**What is being asked**
Return the records exactly as they are.

**Dataset**

────────────────────

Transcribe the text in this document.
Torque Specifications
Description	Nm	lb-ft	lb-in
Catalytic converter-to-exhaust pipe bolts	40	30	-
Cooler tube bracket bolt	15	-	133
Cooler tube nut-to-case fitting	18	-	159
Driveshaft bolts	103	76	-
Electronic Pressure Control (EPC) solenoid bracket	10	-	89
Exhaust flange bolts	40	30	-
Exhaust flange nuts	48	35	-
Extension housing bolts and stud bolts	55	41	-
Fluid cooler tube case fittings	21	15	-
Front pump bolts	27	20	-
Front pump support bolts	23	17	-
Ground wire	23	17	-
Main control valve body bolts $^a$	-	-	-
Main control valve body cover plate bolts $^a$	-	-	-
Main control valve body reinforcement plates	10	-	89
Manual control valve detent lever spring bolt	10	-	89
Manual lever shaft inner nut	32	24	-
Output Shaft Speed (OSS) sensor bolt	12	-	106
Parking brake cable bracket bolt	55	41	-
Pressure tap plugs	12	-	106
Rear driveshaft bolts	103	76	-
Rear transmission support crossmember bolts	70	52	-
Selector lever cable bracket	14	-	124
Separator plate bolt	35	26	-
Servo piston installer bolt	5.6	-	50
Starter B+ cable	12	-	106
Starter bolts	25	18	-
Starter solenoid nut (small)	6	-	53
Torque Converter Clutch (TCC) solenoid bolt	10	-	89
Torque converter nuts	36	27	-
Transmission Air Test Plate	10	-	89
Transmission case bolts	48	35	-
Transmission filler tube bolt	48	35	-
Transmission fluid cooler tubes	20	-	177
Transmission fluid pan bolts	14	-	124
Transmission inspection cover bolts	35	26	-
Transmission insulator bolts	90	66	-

────────────────────

**Response to the task**
Transcribe the text in this document.
Torque Specifications
Description	Nm	lb-ft	lb-in
Catalytic converter-to-exhaust pipe bolts	40	30	-
Cooler tube bracket bolt	15	-	133
Cooler tube nut-to-case fitting	18	-	159
Driveshaft bolts	103	76	-
Electronic Pressure Control (EPC) solenoid bracket	10	-	89
Exhaust flange bolts	40	30	-
Exhaust flange nuts	48	35	-
Extension housing bolts and stud bolts	55	41	-
Fluid cooler tube case fittings	21	15	-
Front pump bolts	27	20	-
Front pump support bolts	23	17	-
Ground wire	23	17	-
Main control valve body bolts $^a$	-	-	-
Main control valve body cover plate bolts $^a$	-	-	-
Main control valve body reinforcement plates	10	-	89
Manual control valve detent lever spring bolt	10	-	89
Manual lever shaft inner nut	32	24	-
Output Shaft Speed (OSS) sensor bolt	12	-	106
Parking brake cable bracket bolt	55	41	-
Pressure tap plugs	12	-	106
Rear driveshaft bolts	103	76	-
Rear transmission support crossmember bolts	70	52	-
Selector lever cable bracket	14	-	124
Separator plate bolt	35	26	-
Servo piston installer bolt	5.6	-	50
Starter B+ cable	12	-	106
Starter bolts	25	18	-
Starter solenoid nut (small)	6	-	53
Torque Converter Clutch (TCC) solenoid bolt	10	-	89
Torque converter nuts	36	27	-
Transmission Air Test Plate	10	-	89
Transmission case bolts	48	35	-
Transmission filler tube bolt	48	35	-
Transmission fluid cooler tubes	20	-	177
Transmission fluid pan bolts	14	-	124
Transmission inspection cover bolts	35	26	-
Transmission insulator bolts	90	66	-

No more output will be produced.